(Excerpt from a dataset)
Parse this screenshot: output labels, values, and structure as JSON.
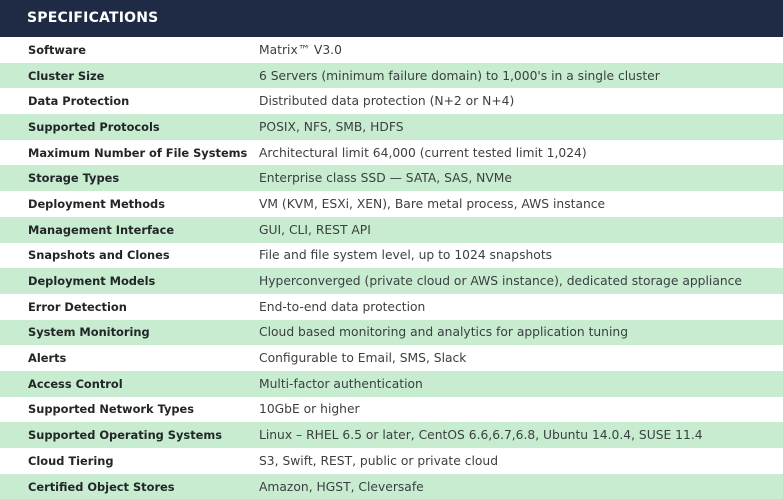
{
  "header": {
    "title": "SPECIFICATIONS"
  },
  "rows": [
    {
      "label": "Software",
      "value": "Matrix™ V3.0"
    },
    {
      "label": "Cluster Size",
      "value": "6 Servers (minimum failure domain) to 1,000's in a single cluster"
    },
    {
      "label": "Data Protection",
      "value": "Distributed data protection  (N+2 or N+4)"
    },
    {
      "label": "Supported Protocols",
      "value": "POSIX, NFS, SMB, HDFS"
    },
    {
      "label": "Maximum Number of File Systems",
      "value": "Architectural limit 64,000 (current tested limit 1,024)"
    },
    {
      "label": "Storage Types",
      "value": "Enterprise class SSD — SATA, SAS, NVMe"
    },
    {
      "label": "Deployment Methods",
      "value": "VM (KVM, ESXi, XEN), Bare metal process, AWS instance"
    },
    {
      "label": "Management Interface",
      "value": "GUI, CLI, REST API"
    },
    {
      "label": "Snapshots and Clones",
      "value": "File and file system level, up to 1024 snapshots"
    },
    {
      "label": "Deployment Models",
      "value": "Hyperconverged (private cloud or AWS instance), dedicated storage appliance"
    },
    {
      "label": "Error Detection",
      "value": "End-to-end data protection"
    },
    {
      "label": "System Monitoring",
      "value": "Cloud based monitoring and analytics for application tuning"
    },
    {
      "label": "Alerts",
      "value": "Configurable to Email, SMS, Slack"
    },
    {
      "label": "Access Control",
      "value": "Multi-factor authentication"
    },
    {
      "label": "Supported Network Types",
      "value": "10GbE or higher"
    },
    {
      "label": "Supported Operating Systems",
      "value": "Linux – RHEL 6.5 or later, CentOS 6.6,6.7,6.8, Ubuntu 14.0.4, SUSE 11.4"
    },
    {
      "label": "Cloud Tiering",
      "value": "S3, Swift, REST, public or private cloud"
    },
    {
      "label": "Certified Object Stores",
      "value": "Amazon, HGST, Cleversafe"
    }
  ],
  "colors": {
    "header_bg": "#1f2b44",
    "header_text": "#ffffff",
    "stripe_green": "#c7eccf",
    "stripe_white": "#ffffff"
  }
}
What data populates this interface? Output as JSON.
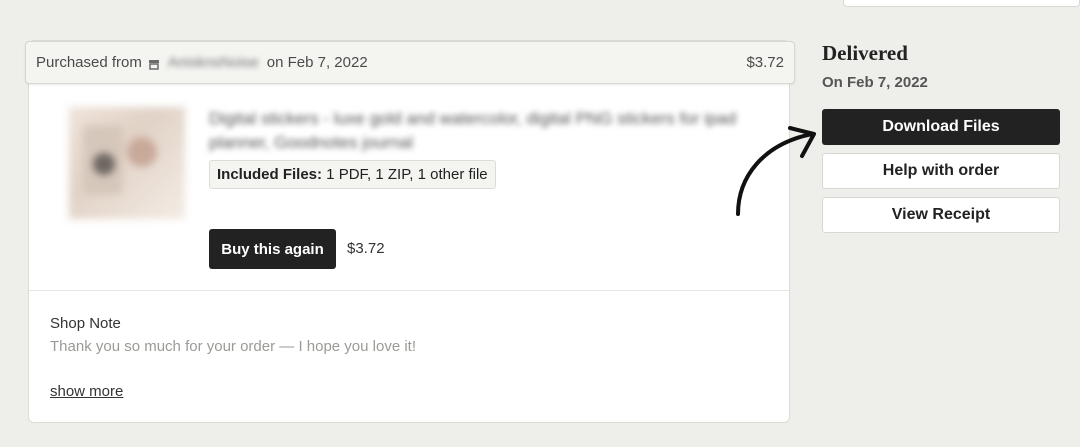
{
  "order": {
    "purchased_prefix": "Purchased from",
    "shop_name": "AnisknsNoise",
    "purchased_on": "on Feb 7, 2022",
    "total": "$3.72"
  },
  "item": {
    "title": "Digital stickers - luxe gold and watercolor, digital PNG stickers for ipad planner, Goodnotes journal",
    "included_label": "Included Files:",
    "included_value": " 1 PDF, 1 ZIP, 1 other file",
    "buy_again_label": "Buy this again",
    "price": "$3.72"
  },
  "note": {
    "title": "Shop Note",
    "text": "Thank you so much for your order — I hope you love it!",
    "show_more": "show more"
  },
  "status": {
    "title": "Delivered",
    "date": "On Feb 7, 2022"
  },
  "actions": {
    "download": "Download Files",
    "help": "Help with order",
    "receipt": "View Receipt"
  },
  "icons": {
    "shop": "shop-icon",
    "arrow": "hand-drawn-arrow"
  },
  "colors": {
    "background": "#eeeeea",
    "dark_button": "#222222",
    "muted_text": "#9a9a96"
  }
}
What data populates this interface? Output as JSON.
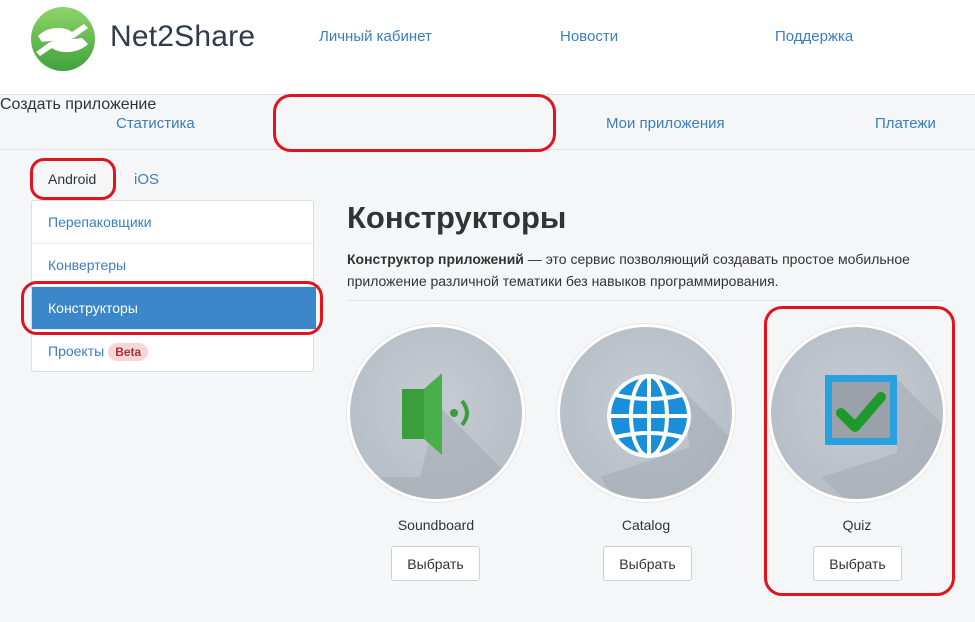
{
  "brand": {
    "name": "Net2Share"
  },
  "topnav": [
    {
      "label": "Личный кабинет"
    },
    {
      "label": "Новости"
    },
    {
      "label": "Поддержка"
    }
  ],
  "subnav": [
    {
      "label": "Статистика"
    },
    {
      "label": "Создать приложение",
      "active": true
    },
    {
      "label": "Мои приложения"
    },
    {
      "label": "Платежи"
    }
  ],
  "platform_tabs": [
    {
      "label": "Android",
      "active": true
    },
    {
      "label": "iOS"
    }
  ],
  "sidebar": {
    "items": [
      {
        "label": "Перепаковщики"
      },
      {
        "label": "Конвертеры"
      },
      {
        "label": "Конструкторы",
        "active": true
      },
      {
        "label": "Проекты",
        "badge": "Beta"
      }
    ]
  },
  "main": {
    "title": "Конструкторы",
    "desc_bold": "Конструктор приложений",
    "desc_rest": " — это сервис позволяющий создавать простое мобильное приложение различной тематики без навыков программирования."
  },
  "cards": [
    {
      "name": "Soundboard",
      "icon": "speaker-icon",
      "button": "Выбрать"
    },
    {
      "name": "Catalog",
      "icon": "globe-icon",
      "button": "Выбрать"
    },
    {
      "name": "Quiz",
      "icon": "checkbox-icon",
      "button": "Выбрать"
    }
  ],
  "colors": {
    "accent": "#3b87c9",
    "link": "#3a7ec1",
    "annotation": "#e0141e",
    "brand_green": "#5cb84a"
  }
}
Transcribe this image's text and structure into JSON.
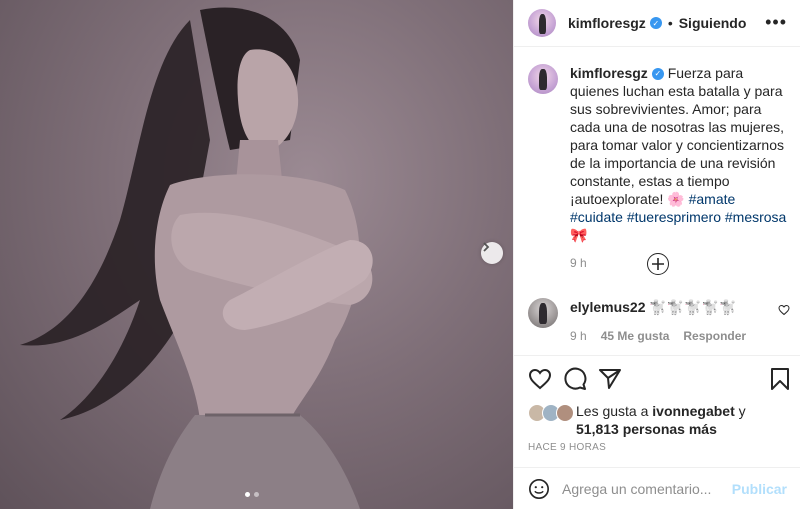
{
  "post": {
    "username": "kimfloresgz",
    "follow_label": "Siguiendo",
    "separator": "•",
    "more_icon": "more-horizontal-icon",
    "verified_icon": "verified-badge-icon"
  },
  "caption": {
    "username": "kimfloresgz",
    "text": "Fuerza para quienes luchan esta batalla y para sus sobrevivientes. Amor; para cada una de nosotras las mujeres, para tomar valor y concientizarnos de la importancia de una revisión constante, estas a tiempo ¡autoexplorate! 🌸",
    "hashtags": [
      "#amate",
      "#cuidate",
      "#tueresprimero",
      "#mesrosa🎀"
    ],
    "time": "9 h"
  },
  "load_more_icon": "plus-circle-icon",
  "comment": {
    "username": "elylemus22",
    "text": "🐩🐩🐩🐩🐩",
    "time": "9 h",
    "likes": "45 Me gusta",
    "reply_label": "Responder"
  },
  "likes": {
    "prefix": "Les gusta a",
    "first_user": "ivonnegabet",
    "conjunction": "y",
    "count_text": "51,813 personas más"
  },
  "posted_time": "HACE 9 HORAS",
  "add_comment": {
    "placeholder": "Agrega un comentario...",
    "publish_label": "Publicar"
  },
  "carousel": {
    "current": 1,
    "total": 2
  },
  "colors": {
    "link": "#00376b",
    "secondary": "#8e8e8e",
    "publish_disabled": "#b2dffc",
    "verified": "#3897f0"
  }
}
...
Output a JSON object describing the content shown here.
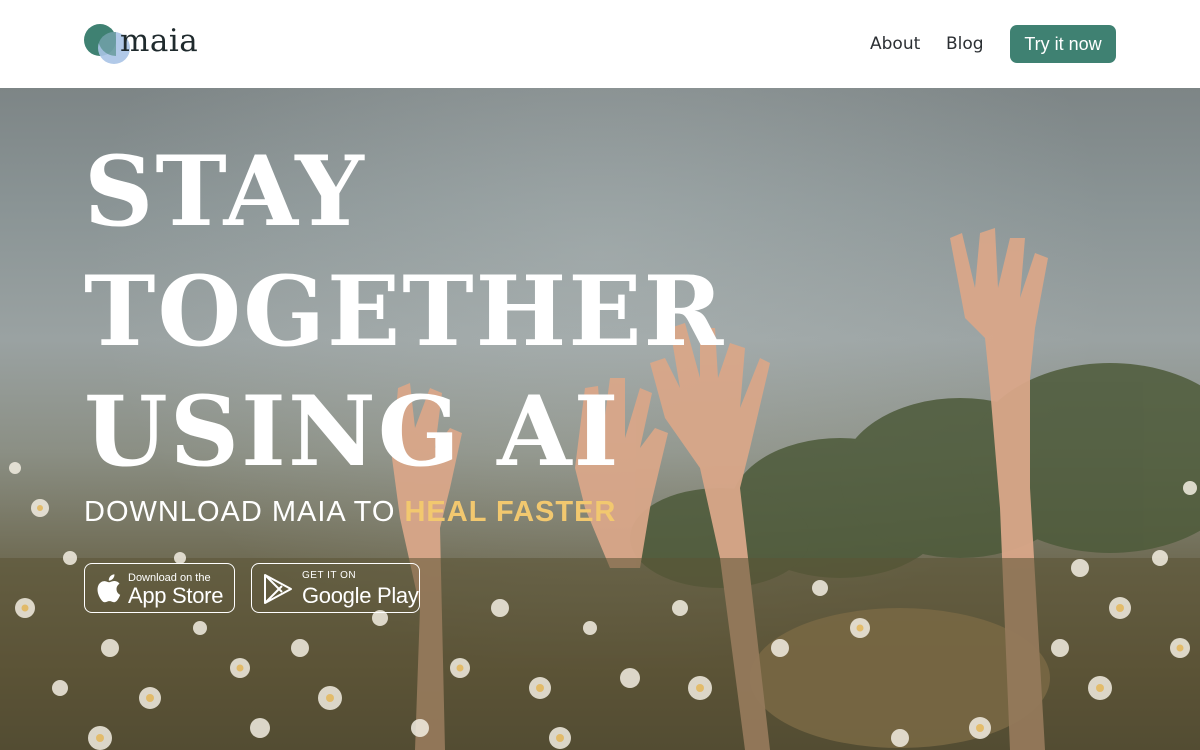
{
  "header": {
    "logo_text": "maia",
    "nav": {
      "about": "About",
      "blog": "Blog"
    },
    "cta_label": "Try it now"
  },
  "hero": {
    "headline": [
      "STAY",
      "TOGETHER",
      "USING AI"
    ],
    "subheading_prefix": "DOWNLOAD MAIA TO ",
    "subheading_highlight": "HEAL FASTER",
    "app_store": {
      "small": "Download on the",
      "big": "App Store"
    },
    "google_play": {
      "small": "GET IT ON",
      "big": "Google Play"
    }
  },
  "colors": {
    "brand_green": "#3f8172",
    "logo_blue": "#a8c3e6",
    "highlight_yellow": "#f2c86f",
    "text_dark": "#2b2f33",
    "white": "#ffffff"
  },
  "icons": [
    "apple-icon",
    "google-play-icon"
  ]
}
...
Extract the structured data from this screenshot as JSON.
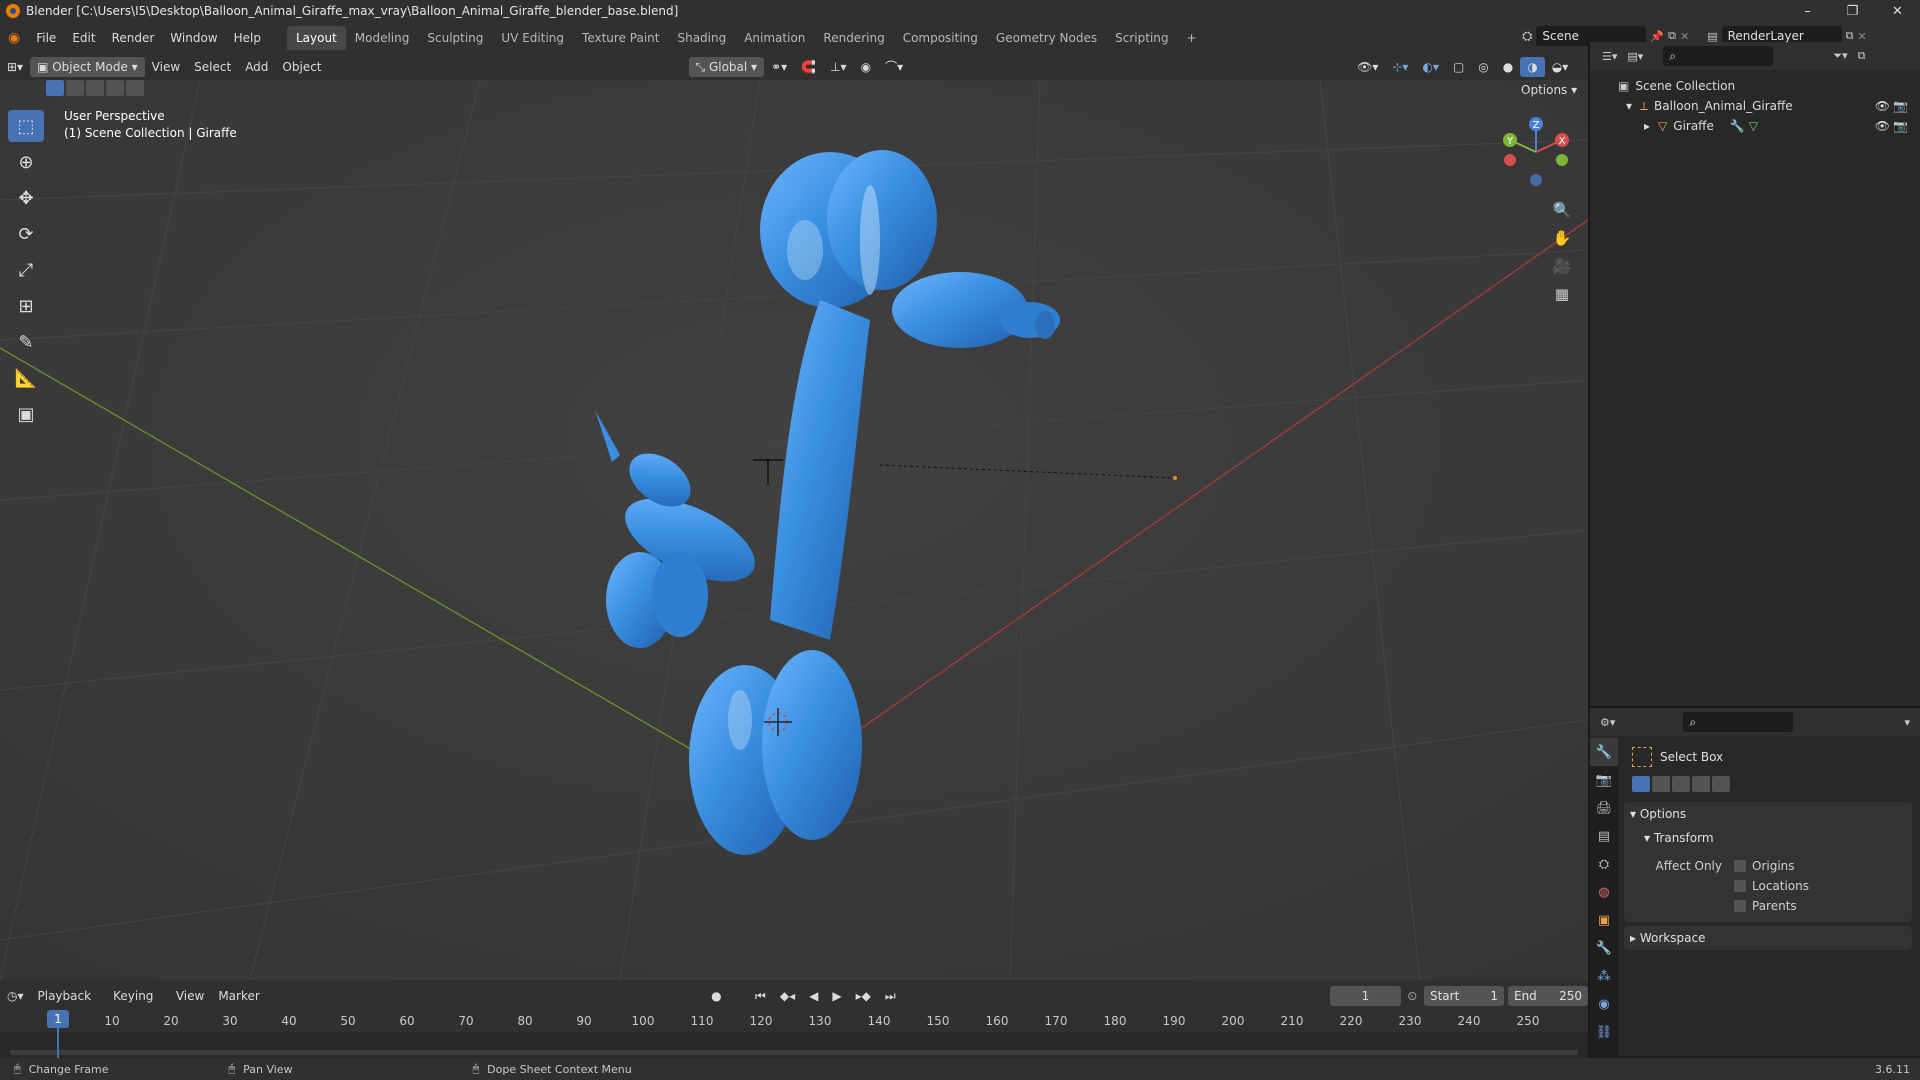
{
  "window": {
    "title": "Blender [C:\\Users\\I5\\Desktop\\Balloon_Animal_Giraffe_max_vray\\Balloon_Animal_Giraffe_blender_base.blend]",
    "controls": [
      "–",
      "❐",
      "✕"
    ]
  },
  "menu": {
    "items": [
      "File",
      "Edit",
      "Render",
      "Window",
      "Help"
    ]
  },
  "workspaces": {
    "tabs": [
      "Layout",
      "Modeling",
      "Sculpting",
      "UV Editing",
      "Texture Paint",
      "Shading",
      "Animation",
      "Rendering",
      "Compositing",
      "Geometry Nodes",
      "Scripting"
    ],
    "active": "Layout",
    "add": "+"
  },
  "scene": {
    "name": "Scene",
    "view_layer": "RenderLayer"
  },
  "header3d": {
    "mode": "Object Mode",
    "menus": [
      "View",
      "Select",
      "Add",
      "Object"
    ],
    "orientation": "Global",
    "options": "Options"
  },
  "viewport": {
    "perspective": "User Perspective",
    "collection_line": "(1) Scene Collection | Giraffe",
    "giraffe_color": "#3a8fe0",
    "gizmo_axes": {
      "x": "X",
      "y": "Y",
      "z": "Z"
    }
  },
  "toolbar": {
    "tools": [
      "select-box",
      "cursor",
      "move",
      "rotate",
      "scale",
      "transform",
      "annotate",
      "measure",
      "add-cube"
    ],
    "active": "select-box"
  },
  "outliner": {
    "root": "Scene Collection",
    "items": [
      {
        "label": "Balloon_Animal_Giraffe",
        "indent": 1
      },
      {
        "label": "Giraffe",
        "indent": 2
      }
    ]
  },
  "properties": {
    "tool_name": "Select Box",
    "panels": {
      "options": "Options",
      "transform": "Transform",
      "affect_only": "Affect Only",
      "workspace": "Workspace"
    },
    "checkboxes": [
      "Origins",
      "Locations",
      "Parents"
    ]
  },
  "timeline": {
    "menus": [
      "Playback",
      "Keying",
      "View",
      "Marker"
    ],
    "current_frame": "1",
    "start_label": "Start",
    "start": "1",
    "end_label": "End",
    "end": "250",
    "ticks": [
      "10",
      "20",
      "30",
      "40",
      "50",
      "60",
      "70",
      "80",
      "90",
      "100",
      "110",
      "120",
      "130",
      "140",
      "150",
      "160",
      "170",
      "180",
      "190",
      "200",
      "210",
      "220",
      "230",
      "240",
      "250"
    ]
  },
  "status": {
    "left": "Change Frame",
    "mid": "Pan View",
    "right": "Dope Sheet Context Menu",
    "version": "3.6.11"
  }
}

**Exercise description**
Where a line above includes "small", copy that line.

**Output for this exercise**
      "small": "Download on the",
      "small": "GET IT ON",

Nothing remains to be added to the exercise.